>>>>>

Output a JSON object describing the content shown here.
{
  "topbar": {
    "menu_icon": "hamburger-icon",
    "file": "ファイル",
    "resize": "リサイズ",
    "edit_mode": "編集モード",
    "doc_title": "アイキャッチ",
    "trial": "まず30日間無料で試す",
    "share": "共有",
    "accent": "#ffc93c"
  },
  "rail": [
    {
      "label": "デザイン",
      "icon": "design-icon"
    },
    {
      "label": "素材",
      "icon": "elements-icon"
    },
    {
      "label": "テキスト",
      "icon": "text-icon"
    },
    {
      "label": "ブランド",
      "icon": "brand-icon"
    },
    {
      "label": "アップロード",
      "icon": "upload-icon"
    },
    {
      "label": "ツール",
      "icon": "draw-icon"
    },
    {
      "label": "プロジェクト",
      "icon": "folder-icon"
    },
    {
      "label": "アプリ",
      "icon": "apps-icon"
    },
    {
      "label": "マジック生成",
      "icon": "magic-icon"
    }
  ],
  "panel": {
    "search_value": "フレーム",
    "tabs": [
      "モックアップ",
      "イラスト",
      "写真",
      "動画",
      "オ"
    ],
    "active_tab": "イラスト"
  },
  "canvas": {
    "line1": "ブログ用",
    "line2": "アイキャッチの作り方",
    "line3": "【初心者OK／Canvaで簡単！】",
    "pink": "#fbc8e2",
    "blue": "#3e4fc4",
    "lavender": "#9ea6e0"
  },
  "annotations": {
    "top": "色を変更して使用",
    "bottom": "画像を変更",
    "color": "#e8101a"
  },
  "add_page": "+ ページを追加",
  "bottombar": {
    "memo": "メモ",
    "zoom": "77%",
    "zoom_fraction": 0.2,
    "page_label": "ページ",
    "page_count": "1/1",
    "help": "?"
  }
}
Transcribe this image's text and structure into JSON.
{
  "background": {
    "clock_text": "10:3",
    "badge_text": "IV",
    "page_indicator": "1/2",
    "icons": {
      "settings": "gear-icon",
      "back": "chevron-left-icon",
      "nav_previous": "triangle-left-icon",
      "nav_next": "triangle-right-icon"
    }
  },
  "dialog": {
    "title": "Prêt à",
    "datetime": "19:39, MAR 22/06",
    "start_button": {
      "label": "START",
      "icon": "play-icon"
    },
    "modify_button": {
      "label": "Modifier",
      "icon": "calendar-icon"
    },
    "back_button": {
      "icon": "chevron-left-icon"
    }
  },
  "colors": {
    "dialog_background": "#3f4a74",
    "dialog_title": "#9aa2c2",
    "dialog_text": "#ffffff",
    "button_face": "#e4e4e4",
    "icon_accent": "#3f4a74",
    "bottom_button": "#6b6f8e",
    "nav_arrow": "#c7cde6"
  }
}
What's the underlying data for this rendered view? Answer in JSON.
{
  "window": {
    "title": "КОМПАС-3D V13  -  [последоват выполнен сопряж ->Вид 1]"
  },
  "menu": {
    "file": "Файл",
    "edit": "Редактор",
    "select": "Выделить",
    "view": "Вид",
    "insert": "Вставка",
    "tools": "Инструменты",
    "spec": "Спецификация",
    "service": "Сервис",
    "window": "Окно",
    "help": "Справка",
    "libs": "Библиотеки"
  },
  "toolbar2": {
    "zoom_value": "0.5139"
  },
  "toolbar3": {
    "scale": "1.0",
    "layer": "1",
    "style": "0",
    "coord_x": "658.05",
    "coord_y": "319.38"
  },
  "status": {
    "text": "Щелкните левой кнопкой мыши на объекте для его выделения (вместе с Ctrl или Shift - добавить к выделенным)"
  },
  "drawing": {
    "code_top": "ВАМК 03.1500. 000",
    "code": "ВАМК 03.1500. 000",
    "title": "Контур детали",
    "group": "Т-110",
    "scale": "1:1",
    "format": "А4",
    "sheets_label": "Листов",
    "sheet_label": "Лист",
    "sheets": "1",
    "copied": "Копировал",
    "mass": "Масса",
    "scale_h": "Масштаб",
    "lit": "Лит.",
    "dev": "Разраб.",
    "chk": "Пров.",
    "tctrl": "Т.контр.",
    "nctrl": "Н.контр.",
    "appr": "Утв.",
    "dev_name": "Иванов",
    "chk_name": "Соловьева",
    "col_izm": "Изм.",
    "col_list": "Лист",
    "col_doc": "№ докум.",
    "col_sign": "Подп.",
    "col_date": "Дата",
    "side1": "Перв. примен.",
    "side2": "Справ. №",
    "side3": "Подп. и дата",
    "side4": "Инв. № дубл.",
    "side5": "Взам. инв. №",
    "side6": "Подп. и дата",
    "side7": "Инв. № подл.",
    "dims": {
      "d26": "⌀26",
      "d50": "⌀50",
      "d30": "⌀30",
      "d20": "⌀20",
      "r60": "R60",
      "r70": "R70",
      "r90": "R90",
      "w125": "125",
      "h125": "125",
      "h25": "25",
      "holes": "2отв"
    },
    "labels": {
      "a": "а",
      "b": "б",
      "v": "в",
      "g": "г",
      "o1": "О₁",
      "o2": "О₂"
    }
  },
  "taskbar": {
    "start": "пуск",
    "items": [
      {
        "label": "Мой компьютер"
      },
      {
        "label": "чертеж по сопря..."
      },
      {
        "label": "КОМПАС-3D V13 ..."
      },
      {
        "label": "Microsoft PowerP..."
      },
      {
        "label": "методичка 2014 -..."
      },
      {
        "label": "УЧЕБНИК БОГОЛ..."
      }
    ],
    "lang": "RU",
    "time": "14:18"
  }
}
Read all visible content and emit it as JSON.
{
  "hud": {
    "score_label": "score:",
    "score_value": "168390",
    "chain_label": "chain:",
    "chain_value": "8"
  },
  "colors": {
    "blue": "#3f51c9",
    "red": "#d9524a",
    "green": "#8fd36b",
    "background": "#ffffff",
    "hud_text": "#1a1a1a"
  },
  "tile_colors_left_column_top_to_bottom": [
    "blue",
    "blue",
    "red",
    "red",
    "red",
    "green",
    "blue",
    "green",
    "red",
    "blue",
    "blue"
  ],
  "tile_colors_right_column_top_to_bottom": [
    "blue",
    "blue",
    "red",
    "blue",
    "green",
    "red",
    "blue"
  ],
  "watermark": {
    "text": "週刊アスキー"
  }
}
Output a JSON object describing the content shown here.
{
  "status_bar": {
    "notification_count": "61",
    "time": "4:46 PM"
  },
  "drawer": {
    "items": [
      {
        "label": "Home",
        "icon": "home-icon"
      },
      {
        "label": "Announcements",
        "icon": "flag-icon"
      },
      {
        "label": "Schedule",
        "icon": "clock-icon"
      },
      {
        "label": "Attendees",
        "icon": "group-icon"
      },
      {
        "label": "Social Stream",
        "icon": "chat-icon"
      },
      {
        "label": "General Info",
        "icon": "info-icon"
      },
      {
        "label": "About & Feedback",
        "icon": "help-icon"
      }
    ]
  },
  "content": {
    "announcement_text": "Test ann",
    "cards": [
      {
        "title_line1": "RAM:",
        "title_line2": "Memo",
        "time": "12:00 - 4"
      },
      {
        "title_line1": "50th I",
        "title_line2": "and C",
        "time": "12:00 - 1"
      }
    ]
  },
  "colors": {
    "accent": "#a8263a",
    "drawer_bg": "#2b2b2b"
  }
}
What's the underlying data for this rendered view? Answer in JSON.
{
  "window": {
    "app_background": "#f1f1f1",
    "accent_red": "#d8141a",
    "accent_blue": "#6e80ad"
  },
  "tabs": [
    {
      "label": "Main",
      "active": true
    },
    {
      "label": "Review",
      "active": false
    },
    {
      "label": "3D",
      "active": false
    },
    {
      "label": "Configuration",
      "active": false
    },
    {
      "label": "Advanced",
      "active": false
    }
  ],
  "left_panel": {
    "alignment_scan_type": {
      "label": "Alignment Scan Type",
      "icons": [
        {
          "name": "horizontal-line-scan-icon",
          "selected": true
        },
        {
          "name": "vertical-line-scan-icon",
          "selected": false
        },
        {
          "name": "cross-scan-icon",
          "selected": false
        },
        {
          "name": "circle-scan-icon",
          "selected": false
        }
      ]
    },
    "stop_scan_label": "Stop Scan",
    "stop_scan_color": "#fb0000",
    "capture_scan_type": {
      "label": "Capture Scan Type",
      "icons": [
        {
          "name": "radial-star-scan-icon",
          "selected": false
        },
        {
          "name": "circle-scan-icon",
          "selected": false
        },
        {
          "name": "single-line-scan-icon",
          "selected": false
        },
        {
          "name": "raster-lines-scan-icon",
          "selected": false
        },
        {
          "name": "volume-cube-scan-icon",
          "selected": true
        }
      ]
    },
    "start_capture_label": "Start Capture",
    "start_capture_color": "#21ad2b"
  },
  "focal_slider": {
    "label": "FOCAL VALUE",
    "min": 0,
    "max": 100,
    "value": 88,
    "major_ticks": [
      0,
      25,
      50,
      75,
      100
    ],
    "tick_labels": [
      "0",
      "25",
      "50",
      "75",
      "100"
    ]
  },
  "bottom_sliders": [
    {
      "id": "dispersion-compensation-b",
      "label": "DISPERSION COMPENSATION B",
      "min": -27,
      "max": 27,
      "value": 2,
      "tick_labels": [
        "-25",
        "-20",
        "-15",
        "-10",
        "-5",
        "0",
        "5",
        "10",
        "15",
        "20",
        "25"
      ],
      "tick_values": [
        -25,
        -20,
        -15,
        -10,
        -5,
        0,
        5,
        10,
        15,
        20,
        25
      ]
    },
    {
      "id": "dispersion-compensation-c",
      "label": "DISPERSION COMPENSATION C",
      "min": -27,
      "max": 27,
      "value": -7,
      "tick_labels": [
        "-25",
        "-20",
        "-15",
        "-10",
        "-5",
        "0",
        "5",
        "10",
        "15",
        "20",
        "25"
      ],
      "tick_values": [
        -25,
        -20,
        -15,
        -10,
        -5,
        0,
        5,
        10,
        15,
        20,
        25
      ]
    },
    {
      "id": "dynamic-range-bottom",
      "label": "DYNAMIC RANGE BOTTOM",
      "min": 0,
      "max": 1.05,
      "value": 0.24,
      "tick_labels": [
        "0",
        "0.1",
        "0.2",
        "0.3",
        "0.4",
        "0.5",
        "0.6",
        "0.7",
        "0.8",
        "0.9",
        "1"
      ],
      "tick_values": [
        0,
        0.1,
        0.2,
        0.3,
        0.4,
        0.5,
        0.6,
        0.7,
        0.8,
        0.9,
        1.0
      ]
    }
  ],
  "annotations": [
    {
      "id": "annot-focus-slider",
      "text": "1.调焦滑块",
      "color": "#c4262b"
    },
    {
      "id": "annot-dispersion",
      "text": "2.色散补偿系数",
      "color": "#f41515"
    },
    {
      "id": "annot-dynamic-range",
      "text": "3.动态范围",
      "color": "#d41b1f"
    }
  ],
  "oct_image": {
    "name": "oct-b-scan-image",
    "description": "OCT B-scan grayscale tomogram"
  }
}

<<<<<

In the records above, locate every line with the string "КОМПАС" and copy it.

EXERCISE RESULT:
    "title": "КОМПАС-3D V13  -  [последоват выполнен сопряж ->Вид 1]"
        "label": "КОМПАС-3D V13 ..."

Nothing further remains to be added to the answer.